取り組む課題:
A. 樹脂エマルションに関する文章で、重合性不飽和結合を有するシランカップリング剤の例として挙げられている基をすべて列挙すること。
B. 樹脂エマルションに関する文章を、最後の文の後から書き進めること。

本文:
^^^^^^^^^^^^^^^^
また、単量体成分を乳化重合させるとき、耐候性および耐温水白化性を向上させる観点から、シランカップリング剤を適量で用いてもよい。シランカップリング剤としては、例えば、(メタ)アクリロイル基、ビニル基、アリル基、プロペニル基などの重合性不飽和結合を有するシランカップリング剤などが挙げられるが、本発明は、かかる例示のみに限定されるものではない。
以上のようにして単量体成分を乳化重合させることにより、樹脂エマルションを調製することができる。
樹脂エマルションに含まれるエマルション粒子を構成する重合体は、架橋構造を有していてもよい。重合体の重量平均分子量は、重合体が架橋構造を有する場合および架橋構造を有しない場合のいずれの場合であっても、塗膜の耐水性を向上させる観点から、好ましくは10万以上、より好ましくは30万以上、さらに好ましくは55万以上、特に好ましくは60万以上である。重合体の重量平均分子量の上限値は、架橋構造を有する場合、その重量平均分子量を測定することが困難なため、特に限定されないが、架橋構造を有しない場合には、造膜性を向上させる観点から、500万以下であることが好ましい。
^^^^^^^^^^^^^^^^
データ抜粋:
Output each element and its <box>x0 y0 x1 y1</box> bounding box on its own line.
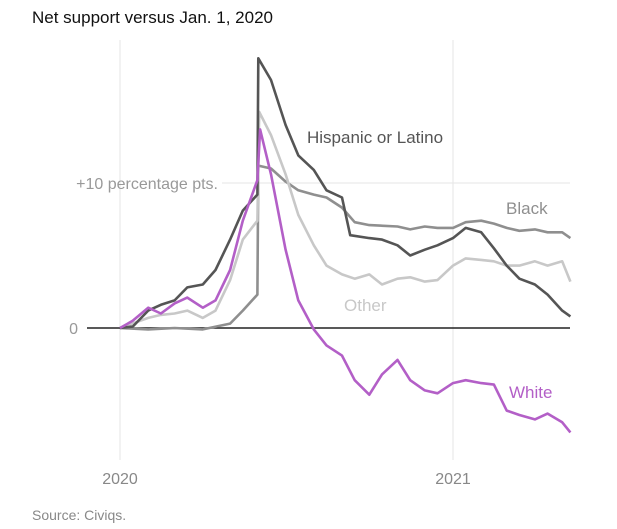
^^^^^^^^^^^^^^^^
想定解答:
A. (メタ)アクリロイル基、ビニル基、アリル基、プロペニル基

B.
なお、本明細書において、重量平均分子量は、ゲルパーミエイションクロマトグラフィー〔東ソー(株)製、品番:HLC−8120GPC、カラム:TSKgel G−5000HXLとTSKgel GMHXL−Lとを直列に使用〕を用いて測定された重量平均分子量(ポリスチレン換算)を意味する。
なお、樹脂エマルションに含まれるエマルション粒子は、1段の乳化重合によって調製された1種類の重合体のみで構成されていてもよいが、単量体成分を多段乳化重合させることによって調製された複数の樹脂層を有することが、耐水性、接着性、光透過性、耐クラック性および耐候性に総合的により優れた積層塗膜を得る観点から好ましい。エマルション粒子が複数の樹脂層を有する場合、その樹脂層の数は、特に限定されないが、好ましくは2〜5層、より好ましくは2〜4層、さらに好ましくは2〜3層である。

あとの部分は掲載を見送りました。